## Exercise requirements
(a) From the thread on thymol cords, quote everything from "## Ski (Jan" down to "year as well.".
(b) In the thread on thymol cords, how often should the cords be refreshed and reapplied?

# thymol cords. How to use?



## allrawpaul (Jun 7, 2004)

Where are the cords placed in the hive. How many cords per hive? Thanks! ( and thanks Idee for the thymol chrystals!)


----------



## allrawpaul (Jun 7, 2004)

I am referring to the cords soaked in thymol/fgmo emulsion. Thanks.


----------



## drobbins (Jun 1, 2005)

this

http://www.beesource.com/pov/rodriguez/abjsept2003.htm

shows them on the topbars
and this

http://www.beesource.com/pov/rodriguez/abjmar2004.htm

discusses placing them on a tray and not needing to open the hive
I presume he's talking about sliding them in the entrance
see, ask 1 question, get 2 answers

Dave


----------



## allrawpaul (Jun 7, 2004)

Thanks Dave!


----------



## allrawpaul (Jun 7, 2004)

How many cords are used per hive and how often are the cords replaced?


----------



## drobbins (Jun 1, 2005)

I'm getting ready to make some up for after our honey flow is over
I figure they're basically a replacement for Apilife-VAR or ApiGuard
both of those products take multiple doses to keep them in the hive for longer than 1 brood cycle
I'll be aiming for the same thing
I guess it'll be experiment time
I used ApiGuard last year with pretty good results
let me know if you find better info

Dave


----------



## Ski (Jan 18, 2007)

I found this article that mentions the quantity and time frame for the use of the cords. I am planning on trying them this year as well.

http://www.beesource.com/pov/rodriguez/minoiltest2.htm


----------



## allrawpaul (Jun 7, 2004)

Thanks for posting that link Ski! Looks like two forty inch cords should be placed on the top bars of each brood chamber. They should be refreshed and reapplied every thirty days. I assume this starts in late winter and that the cords can be removed when brood rearing stops in late autumn? Hard to believe those results with just the fgmo. With the addition of Thymol the mites should be utterly devastated and reduced to a mere name!

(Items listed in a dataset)
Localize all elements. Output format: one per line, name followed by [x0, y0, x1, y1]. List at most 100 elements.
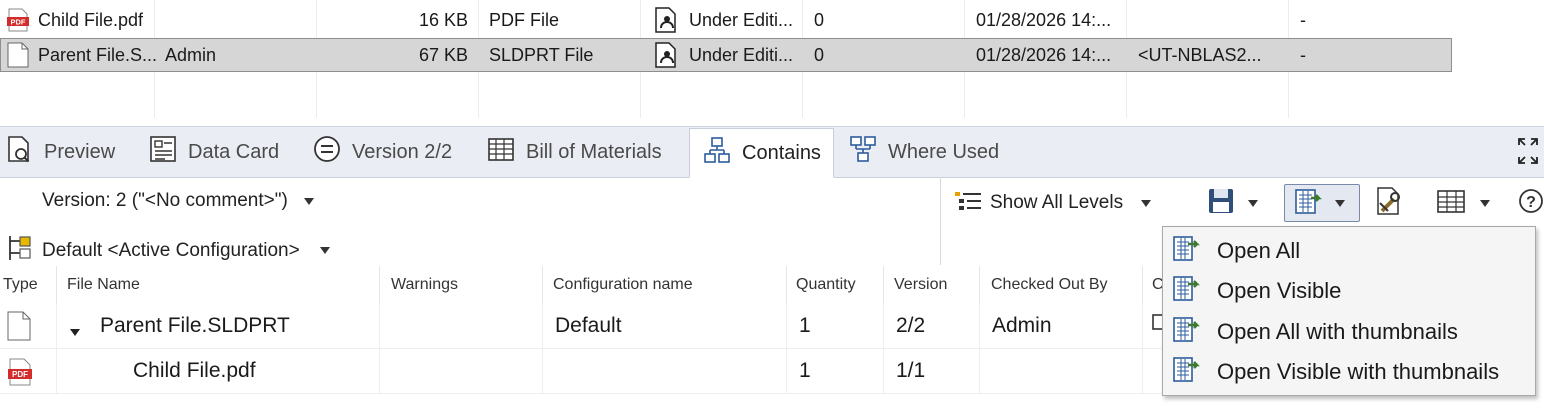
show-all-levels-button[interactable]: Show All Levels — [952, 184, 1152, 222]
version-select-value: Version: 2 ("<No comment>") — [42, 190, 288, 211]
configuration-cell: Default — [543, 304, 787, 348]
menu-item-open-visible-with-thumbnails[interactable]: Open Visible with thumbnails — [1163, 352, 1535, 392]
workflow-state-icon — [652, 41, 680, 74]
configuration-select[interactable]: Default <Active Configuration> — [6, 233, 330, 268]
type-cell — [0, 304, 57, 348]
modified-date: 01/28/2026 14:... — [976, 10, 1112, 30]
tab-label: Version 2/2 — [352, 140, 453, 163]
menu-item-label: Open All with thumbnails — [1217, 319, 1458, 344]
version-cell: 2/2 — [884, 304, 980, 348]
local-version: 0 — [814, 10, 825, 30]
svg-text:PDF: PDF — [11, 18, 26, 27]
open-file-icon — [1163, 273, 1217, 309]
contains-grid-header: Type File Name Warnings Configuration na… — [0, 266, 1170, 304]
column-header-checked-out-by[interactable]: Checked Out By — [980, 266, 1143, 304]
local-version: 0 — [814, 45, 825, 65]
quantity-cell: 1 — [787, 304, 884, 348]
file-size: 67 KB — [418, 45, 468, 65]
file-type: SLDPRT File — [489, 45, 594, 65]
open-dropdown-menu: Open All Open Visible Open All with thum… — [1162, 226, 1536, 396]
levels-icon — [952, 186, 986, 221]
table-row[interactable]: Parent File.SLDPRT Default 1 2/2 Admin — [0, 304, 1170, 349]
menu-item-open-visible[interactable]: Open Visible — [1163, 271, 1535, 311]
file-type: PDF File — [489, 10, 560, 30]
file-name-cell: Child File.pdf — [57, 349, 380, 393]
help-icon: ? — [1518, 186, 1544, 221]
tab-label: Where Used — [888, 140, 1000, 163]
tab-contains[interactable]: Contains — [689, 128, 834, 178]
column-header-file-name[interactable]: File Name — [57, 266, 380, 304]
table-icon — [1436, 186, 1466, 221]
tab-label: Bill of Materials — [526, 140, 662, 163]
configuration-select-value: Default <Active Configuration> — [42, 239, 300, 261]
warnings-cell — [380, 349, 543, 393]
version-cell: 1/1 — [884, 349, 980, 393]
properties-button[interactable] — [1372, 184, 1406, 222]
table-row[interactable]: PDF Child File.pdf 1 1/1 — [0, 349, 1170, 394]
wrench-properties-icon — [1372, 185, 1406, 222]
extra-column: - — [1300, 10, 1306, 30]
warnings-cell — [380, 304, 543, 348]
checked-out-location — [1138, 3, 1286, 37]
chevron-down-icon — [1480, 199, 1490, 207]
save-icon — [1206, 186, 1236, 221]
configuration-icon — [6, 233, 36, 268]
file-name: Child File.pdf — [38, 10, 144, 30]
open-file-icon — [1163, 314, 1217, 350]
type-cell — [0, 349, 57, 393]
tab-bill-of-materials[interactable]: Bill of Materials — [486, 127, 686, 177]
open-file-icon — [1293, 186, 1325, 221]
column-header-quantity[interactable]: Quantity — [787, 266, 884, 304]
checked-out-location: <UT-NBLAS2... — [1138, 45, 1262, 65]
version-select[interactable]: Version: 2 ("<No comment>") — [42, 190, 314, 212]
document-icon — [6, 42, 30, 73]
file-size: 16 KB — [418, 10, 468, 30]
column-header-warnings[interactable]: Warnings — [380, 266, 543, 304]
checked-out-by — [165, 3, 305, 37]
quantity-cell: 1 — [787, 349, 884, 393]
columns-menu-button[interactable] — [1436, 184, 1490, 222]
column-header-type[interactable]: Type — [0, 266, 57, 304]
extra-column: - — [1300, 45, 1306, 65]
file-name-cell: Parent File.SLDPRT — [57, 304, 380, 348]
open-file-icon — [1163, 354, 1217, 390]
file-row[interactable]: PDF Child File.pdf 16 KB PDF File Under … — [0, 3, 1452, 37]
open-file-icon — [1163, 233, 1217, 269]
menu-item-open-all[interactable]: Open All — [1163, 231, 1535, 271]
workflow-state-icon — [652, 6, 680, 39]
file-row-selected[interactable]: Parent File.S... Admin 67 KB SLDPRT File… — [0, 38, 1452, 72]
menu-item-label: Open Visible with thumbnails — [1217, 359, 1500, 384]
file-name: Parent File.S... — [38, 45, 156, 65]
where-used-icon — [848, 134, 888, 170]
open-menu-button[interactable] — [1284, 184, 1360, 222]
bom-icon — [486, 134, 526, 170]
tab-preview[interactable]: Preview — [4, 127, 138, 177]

## Task-by-task outputs
(a)
## Ski (Jan 18, 2007)

I found this article that mentions the quantity and time frame for the use of the cords. I am planning on trying them this year as well.

(b) Every thirty days.